*** Source records ***
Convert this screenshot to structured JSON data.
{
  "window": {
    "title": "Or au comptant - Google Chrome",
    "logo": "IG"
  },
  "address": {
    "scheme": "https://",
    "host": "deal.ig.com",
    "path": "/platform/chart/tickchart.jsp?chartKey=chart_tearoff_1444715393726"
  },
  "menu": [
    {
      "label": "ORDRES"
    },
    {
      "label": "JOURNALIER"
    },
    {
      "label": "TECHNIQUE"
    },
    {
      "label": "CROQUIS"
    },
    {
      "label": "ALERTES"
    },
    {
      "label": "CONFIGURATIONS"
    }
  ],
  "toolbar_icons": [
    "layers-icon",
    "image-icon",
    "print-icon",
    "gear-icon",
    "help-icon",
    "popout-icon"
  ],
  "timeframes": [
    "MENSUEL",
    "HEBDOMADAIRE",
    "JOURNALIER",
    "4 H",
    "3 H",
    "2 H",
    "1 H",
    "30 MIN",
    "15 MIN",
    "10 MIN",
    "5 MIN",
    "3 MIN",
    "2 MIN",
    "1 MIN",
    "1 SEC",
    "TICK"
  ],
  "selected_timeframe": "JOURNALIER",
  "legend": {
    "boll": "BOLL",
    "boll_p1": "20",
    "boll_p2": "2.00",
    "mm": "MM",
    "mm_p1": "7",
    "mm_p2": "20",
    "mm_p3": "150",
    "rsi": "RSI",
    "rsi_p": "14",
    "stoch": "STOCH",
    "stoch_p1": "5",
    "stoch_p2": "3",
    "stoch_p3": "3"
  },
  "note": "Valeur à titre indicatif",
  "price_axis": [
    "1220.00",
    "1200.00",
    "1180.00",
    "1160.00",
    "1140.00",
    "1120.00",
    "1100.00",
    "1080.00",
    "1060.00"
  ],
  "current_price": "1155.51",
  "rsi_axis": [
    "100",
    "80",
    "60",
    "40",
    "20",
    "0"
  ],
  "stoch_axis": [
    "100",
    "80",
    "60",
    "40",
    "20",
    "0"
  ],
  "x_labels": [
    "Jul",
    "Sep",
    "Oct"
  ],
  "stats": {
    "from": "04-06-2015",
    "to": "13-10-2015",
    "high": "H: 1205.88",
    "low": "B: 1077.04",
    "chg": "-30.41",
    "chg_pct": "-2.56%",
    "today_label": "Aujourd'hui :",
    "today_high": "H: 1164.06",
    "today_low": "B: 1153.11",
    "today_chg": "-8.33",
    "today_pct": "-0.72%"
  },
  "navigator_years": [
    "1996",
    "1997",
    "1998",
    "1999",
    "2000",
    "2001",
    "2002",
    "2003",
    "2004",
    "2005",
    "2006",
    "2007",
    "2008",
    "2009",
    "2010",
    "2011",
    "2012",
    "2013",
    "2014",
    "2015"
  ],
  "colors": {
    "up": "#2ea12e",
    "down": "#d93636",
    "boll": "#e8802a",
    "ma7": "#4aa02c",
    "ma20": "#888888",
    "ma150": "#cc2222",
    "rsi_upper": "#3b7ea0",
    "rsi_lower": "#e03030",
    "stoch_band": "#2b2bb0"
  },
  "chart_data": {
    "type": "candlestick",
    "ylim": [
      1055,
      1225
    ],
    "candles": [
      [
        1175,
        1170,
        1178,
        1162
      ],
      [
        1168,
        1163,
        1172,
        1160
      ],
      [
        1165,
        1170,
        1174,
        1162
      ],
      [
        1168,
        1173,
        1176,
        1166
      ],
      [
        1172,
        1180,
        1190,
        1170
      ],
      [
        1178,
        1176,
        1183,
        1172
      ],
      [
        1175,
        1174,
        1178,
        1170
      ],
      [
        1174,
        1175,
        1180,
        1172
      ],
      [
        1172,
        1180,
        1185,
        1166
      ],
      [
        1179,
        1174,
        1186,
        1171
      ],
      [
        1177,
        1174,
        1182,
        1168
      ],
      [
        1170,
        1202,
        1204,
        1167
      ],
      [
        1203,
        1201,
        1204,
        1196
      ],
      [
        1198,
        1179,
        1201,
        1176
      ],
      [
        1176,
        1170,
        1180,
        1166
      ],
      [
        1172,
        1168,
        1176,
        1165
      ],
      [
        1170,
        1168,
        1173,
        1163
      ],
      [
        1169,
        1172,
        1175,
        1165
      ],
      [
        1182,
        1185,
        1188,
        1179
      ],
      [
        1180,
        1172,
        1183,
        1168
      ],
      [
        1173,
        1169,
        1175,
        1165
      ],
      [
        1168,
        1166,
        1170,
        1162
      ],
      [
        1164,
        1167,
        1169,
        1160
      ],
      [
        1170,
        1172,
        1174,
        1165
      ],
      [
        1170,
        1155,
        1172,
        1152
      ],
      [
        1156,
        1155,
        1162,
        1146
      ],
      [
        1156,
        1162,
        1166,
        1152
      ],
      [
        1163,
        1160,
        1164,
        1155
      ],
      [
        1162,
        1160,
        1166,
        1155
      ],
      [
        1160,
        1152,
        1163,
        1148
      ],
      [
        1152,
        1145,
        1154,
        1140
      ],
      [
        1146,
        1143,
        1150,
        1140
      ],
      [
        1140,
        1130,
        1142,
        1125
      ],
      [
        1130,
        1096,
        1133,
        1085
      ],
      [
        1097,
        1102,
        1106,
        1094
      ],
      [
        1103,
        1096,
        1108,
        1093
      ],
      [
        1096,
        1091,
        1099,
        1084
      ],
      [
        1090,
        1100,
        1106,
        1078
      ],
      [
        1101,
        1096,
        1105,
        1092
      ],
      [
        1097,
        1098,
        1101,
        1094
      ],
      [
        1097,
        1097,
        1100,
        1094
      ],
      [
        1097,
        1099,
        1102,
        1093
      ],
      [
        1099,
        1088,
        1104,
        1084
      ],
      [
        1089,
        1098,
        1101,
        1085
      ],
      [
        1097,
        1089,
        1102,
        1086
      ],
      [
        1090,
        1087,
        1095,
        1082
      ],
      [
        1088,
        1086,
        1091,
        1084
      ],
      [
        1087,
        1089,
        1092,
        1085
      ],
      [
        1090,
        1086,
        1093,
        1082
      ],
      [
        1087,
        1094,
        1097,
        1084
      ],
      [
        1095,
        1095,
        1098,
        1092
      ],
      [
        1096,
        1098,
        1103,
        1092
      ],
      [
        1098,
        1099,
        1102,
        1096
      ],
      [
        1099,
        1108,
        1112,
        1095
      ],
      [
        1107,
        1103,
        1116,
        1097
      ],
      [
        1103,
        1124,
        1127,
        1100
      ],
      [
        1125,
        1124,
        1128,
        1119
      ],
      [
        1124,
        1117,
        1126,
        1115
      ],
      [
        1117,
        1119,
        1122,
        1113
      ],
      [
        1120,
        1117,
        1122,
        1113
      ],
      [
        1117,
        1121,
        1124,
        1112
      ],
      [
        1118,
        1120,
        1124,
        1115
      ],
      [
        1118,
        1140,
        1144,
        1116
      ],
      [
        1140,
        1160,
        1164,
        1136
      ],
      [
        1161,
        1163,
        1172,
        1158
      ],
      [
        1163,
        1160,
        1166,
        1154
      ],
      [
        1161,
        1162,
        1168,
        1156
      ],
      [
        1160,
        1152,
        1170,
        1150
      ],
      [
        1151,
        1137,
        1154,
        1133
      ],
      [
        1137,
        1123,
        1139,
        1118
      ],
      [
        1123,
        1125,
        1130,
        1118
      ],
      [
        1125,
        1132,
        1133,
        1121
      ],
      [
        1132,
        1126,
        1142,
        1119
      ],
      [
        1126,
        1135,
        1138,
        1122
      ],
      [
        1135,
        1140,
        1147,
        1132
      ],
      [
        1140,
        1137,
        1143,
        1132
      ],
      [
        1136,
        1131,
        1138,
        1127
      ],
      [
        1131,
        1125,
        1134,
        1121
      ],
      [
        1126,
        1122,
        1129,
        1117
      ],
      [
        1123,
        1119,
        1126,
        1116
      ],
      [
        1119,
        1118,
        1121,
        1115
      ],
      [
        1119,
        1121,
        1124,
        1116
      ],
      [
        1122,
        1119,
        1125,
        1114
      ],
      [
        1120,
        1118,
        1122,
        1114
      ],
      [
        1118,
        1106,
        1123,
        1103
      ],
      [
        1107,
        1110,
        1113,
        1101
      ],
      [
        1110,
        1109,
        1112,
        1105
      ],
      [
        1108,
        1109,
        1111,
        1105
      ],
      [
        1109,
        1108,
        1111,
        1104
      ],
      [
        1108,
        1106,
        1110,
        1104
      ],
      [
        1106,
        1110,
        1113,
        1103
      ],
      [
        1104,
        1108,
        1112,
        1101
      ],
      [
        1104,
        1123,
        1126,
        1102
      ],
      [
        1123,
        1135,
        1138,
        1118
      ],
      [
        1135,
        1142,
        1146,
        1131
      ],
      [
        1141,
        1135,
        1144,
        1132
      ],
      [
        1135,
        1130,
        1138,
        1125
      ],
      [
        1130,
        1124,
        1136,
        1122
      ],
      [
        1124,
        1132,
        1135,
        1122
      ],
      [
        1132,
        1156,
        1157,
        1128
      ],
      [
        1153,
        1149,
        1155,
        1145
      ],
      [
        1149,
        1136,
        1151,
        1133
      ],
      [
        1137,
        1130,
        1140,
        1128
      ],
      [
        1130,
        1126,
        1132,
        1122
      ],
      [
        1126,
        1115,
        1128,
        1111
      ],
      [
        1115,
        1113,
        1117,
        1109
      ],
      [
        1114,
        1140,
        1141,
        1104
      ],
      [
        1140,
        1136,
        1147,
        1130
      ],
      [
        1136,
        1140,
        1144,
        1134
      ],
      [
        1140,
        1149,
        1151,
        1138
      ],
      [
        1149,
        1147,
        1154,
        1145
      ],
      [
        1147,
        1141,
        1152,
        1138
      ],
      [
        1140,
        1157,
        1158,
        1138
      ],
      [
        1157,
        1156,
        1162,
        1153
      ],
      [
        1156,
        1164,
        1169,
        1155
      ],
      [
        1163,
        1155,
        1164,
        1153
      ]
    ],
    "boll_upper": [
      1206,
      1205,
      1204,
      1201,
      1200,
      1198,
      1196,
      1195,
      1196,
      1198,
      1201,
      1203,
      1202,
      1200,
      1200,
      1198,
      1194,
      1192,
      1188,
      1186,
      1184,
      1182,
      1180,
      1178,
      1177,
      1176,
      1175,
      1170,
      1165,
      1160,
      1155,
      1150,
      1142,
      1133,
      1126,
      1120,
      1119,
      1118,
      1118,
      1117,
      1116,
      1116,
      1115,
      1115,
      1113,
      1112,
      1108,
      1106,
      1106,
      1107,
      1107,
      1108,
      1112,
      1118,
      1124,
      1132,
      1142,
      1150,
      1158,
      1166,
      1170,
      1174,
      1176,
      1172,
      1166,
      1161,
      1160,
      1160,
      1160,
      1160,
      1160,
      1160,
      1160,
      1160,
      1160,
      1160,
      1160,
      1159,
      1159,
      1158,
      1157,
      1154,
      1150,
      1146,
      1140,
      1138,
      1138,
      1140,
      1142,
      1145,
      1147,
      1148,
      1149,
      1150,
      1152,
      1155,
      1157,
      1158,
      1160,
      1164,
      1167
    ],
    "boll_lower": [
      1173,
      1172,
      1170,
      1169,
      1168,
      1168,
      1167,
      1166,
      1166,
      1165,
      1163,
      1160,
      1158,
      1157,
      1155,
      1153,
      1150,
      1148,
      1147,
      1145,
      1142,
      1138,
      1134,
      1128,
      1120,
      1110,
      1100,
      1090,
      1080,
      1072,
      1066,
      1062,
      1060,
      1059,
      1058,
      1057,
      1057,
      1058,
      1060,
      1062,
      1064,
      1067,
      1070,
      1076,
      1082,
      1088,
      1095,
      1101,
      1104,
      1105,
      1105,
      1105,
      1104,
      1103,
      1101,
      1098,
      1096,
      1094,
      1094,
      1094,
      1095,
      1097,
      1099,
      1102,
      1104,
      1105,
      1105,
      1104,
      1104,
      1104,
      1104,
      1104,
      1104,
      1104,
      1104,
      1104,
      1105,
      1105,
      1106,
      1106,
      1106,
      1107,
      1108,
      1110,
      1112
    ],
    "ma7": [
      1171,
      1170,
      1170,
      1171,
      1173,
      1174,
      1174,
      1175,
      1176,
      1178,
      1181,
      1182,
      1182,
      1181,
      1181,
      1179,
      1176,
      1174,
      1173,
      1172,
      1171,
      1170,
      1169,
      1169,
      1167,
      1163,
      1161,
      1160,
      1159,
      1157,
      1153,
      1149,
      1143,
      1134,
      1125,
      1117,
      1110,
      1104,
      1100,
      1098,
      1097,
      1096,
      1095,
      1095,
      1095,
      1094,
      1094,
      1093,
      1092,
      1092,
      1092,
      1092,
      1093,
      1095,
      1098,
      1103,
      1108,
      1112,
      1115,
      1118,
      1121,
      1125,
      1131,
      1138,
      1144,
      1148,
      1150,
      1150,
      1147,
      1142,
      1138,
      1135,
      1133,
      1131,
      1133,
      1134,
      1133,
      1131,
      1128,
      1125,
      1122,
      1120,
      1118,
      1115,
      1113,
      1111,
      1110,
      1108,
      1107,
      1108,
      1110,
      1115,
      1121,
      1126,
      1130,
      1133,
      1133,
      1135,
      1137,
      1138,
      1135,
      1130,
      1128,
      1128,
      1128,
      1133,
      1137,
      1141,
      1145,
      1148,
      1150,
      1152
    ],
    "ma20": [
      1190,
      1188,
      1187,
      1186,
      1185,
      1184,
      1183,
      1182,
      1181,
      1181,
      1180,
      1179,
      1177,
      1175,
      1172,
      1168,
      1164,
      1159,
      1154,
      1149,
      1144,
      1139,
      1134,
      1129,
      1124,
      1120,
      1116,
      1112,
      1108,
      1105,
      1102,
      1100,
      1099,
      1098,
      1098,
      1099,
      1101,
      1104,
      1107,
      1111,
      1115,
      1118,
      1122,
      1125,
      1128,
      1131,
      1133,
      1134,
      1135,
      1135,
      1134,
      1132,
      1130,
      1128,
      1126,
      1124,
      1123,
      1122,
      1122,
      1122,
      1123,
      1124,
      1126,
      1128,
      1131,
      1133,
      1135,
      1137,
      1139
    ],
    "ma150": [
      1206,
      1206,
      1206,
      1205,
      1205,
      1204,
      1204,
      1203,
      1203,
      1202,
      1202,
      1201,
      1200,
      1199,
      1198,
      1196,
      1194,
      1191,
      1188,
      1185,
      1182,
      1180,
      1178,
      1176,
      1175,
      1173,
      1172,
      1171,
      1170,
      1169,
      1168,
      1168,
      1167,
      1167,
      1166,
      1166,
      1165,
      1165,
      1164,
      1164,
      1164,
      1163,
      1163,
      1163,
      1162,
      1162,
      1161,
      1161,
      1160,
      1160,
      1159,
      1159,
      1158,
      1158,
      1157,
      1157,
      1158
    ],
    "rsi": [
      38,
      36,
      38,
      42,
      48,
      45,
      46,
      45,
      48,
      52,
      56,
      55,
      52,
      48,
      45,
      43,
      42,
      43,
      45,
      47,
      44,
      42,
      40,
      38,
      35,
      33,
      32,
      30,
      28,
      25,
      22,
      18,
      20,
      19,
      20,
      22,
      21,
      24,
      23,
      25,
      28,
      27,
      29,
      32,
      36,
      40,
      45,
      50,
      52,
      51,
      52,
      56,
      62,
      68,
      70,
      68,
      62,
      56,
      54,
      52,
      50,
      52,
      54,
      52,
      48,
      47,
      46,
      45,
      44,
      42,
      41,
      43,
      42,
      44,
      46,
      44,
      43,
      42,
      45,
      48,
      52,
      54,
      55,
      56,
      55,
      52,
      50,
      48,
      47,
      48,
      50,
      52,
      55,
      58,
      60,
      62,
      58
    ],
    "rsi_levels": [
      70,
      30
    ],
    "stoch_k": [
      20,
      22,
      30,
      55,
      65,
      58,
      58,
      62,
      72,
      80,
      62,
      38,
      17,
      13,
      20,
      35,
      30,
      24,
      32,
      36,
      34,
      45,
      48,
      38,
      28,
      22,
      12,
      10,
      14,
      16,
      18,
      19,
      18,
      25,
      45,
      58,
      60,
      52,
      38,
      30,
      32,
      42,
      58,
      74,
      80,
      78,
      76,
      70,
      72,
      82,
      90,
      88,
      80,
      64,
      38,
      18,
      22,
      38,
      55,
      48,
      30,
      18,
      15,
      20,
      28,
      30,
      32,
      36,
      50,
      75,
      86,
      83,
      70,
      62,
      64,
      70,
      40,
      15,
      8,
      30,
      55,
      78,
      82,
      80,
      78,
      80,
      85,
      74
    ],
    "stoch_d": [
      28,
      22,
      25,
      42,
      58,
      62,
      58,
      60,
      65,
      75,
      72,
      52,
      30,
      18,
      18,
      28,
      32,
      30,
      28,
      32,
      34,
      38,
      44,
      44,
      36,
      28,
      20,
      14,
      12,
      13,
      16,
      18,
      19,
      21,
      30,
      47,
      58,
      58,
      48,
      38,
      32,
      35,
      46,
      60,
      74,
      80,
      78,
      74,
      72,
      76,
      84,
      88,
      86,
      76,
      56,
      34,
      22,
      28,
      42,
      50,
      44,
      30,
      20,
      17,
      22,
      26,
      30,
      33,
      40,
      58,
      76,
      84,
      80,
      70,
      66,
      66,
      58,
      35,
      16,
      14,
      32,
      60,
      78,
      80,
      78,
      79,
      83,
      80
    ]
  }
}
***
## Exercise
Which lines of the material contain the string "JOURNALIER"? List each of them.

## Task response
      "label": "JOURNALIER"
    "JOURNALIER",
  "selected_timeframe": "JOURNALIER",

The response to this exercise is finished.